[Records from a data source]
---*---

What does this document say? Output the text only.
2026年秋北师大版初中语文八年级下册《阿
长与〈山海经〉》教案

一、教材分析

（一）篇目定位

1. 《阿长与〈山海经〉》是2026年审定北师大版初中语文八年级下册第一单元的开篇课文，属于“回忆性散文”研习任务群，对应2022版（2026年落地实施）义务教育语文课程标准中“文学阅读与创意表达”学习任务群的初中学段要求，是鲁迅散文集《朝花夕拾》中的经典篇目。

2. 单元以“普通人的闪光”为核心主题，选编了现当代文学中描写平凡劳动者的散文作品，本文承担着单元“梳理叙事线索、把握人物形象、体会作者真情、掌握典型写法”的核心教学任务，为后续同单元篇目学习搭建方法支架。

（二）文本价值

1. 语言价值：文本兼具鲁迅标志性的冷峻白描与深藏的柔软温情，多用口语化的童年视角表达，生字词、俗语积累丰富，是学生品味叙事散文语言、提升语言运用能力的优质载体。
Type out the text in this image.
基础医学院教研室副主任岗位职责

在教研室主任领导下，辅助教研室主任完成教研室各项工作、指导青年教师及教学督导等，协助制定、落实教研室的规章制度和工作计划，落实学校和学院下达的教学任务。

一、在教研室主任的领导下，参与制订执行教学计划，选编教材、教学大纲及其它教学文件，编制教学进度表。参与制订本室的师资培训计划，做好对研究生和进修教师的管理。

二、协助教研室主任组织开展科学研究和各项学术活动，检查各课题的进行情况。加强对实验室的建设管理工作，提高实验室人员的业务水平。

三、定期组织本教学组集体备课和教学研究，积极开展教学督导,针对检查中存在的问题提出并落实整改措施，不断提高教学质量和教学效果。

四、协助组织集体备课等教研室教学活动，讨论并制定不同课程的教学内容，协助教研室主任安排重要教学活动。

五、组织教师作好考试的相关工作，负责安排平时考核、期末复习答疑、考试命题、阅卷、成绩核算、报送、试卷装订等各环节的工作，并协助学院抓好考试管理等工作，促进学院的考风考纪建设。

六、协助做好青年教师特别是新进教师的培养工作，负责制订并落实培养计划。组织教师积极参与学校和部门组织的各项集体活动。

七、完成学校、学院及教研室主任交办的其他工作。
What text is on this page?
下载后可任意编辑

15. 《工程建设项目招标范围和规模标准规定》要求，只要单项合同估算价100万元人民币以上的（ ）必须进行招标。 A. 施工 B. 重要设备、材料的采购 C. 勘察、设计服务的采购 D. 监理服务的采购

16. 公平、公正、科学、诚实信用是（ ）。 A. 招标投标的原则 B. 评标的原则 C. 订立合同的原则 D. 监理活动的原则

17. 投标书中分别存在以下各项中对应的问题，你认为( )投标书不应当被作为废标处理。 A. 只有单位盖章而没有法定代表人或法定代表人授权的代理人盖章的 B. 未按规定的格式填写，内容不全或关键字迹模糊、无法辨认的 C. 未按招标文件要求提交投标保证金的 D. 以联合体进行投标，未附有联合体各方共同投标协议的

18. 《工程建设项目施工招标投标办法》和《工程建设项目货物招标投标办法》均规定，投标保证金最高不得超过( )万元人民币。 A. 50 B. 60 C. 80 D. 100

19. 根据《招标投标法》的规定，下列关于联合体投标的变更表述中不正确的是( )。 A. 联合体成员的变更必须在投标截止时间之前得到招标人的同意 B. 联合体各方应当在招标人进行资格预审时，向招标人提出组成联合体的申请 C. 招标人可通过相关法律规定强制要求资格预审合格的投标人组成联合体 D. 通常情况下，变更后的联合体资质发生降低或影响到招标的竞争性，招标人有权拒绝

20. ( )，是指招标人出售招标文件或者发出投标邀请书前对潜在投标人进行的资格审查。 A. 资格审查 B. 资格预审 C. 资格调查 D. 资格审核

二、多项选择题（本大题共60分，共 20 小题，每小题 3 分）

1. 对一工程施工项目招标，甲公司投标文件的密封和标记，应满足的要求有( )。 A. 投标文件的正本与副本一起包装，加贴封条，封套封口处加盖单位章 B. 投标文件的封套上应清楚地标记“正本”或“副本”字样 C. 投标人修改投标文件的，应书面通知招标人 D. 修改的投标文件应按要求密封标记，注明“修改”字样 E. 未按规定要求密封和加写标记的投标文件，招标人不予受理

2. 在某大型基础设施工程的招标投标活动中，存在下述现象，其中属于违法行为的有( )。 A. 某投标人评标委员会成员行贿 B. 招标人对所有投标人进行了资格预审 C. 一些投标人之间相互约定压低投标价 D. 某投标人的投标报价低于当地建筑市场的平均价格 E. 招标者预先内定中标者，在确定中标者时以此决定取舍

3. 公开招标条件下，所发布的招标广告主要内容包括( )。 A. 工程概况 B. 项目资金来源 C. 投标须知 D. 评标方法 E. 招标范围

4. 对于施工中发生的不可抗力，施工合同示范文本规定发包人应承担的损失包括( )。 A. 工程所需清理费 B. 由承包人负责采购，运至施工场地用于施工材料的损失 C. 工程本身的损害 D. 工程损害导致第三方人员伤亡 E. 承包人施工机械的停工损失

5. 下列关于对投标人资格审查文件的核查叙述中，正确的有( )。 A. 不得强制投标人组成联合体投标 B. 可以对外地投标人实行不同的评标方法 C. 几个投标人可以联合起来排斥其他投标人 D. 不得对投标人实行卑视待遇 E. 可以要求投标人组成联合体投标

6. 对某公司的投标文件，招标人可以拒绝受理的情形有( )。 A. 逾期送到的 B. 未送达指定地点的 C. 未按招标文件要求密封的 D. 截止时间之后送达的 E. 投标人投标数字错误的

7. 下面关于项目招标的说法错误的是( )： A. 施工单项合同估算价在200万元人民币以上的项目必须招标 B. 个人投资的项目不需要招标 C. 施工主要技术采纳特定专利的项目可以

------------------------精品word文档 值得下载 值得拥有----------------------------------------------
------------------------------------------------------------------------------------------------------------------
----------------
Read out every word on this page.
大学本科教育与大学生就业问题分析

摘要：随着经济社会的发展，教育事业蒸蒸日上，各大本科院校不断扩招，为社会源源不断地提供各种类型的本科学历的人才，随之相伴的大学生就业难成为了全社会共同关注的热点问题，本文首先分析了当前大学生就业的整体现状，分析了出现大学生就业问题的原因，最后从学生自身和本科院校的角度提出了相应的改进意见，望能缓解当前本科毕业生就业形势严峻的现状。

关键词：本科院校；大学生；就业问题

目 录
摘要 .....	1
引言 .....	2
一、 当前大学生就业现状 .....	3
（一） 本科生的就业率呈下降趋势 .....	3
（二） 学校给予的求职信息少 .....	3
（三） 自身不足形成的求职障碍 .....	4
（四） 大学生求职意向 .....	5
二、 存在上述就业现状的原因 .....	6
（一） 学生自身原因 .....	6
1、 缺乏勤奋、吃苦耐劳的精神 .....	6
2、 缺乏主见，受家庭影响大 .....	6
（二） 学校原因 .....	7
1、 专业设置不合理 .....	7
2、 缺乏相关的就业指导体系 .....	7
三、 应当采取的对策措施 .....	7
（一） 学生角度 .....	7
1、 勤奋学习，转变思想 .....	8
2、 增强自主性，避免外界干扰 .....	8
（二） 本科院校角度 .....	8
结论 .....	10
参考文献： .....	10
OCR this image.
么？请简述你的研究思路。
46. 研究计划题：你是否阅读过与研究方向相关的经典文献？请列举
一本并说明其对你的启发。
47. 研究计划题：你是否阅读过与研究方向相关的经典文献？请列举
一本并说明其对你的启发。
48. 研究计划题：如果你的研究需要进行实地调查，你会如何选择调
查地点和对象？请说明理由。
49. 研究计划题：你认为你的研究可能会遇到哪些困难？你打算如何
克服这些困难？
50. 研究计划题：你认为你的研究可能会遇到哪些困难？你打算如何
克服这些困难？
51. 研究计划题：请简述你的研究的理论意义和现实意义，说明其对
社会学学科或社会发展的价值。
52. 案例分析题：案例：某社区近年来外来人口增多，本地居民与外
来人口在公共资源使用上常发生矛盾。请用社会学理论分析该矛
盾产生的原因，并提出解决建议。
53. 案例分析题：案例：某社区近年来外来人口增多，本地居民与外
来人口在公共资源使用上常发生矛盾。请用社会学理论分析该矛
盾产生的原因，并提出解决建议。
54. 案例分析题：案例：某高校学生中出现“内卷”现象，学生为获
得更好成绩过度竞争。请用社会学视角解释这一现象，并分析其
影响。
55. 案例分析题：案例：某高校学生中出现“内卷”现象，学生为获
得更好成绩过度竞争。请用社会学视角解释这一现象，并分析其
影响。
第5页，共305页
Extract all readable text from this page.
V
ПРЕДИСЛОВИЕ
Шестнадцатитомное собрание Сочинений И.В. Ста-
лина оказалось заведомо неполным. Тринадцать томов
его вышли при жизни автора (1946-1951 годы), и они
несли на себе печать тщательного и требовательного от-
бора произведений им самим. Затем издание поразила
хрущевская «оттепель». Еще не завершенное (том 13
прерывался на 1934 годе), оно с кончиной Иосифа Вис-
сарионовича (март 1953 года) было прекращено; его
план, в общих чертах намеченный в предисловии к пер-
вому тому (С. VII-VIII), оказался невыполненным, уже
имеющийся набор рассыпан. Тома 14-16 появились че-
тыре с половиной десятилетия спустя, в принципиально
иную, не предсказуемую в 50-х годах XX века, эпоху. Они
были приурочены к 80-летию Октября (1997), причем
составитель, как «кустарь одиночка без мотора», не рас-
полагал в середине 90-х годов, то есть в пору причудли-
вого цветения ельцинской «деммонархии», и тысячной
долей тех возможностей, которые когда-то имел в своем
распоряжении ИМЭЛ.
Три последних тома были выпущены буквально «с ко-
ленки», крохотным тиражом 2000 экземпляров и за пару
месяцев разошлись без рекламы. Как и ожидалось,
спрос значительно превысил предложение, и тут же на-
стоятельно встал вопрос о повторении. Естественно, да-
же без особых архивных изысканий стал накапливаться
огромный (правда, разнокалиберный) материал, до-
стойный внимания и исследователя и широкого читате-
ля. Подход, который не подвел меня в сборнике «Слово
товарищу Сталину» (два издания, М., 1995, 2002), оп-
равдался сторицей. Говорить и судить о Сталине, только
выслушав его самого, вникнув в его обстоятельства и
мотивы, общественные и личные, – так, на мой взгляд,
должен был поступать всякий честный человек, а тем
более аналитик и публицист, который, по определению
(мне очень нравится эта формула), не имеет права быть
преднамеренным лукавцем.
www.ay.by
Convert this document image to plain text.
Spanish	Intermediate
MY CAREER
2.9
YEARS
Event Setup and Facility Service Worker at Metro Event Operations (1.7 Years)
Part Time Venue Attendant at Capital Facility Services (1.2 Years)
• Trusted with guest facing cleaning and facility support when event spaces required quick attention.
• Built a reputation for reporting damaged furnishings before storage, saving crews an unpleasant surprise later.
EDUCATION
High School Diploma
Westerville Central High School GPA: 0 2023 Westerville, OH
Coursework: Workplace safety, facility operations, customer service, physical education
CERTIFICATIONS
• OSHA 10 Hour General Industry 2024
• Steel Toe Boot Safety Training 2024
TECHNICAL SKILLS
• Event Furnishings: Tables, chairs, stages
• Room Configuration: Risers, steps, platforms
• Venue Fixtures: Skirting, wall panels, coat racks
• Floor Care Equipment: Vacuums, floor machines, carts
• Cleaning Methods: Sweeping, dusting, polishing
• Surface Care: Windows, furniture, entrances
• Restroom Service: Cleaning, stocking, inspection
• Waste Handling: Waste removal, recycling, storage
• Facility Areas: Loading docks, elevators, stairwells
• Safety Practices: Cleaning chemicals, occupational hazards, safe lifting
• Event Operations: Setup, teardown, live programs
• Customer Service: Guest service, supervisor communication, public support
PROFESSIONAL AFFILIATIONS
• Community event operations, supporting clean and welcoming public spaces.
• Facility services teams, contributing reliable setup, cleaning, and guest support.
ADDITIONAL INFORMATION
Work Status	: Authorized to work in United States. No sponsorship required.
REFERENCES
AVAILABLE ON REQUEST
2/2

---*---

- [Work required]:
Locate all lines in the listing above with the word "What". Copy them.

- [Answer to the task]:
What does this document say? Output the text only.
What text is on this page?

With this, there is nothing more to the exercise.